Set task —
Quote all of the entries word for word.
--- start of Recorded data ---
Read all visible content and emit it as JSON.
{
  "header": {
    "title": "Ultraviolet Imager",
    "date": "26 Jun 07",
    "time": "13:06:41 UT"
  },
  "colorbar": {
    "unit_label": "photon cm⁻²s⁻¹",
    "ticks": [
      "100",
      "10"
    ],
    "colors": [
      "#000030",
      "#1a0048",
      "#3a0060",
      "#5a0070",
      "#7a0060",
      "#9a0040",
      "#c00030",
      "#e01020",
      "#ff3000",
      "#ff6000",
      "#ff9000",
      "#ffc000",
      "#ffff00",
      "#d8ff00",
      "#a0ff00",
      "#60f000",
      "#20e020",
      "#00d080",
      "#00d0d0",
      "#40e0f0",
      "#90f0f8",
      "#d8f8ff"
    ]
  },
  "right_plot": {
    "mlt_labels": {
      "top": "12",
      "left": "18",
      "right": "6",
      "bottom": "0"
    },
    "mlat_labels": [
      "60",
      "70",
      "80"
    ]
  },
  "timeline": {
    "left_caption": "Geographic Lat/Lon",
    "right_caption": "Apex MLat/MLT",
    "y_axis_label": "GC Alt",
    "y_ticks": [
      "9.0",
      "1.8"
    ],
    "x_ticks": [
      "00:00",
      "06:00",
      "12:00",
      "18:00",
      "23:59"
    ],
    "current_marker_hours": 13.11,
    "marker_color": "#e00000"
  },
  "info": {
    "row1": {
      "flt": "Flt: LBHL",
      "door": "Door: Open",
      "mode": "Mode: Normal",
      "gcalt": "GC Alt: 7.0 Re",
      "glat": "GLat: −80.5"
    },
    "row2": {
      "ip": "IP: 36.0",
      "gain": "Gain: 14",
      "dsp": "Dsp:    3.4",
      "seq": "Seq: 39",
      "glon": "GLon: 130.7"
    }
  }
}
--- end of Recorded data ---
Result —
Read all visible content and emit it as JSON.
{
  "header": {
    "title": "Ultraviolet Imager",
    "date": "26 Jun 07",
    "time": "13:06:41 UT"
  },
  "colorbar": {
    "unit_label": "photon cm⁻²s⁻¹",
    "ticks": [
      "100",
      "10"
    ],
    "colors": [
      "#000030",
      "#1a0048",
      "#3a0060",
      "#5a0070",
      "#7a0060",
      "#9a0040",
      "#c00030",
      "#e01020",
      "#ff3000",
      "#ff6000",
      "#ff9000",
      "#ffc000",
      "#ffff00",
      "#d8ff00",
      "#a0ff00",
      "#60f000",
      "#20e020",
      "#00d080",
      "#00d0d0",
      "#40e0f0",
      "#90f0f8",
      "#d8f8ff"
    ]
  },
  "right_plot": {
    "mlt_labels": {
      "top": "12",
      "left": "18",
      "right": "6",
      "bottom": "0"
    },
    "mlat_labels": [
      "60",
      "70",
      "80"
    ]
  },
  "timeline": {
    "left_caption": "Geographic Lat/Lon",
    "right_caption": "Apex MLat/MLT",
    "y_axis_label": "GC Alt",
    "y_ticks": [
      "9.0",
      "1.8"
    ],
    "x_ticks": [
      "00:00",
      "06:00",
      "12:00",
      "18:00",
      "23:59"
    ],
    "current_marker_hours": 13.11,
    "marker_color": "#e00000"
  },
  "info": {
    "row1": {
      "flt": "Flt: LBHL",
      "door": "Door: Open",
      "mode": "Mode: Normal",
      "gcalt": "GC Alt: 7.0 Re",
      "glat": "GLat: −80.5"
    },
    "row2": {
      "ip": "IP: 36.0",
      "gain": "Gain: 14",
      "dsp": "Dsp:    3.4",
      "seq": "Seq: 39",
      "glon": "GLon: 130.7"
    }
  }
}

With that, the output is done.